In the records below, find each line containing the word "title" and copy it.
★ ★ ★ ★
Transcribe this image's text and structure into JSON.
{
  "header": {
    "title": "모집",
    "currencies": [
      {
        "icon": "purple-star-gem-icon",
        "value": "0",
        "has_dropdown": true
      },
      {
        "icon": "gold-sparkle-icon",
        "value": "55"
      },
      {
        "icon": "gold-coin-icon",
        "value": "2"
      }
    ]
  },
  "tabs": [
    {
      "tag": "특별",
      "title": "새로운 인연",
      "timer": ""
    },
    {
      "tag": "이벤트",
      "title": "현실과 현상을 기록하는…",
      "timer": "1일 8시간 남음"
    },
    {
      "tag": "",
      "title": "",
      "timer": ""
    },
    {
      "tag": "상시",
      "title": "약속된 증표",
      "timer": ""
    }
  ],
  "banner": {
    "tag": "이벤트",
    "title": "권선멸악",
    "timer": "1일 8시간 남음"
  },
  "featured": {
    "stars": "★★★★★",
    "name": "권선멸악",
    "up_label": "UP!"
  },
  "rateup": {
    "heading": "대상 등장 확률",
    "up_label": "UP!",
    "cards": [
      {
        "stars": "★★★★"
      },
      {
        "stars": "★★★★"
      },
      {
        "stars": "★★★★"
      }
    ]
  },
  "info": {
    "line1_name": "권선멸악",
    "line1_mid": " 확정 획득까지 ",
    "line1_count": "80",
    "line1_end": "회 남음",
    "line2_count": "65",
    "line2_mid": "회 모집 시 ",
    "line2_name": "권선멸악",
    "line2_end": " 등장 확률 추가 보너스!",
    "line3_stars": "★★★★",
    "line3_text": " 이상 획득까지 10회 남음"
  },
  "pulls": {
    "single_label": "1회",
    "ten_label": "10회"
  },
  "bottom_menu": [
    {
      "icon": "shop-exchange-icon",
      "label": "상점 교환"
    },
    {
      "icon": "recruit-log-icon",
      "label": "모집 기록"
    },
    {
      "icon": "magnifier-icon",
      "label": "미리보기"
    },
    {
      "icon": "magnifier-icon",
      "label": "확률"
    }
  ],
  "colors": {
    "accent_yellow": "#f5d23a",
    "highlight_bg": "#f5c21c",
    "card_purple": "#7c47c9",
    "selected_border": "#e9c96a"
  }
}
★ ★ ★ ★
Expected answer:
    "title": "모집",
      "title": "새로운 인연",
      "title": "현실과 현상을 기록하는…",
      "title": "",
      "title": "약속된 증표",
    "title": "권선멸악",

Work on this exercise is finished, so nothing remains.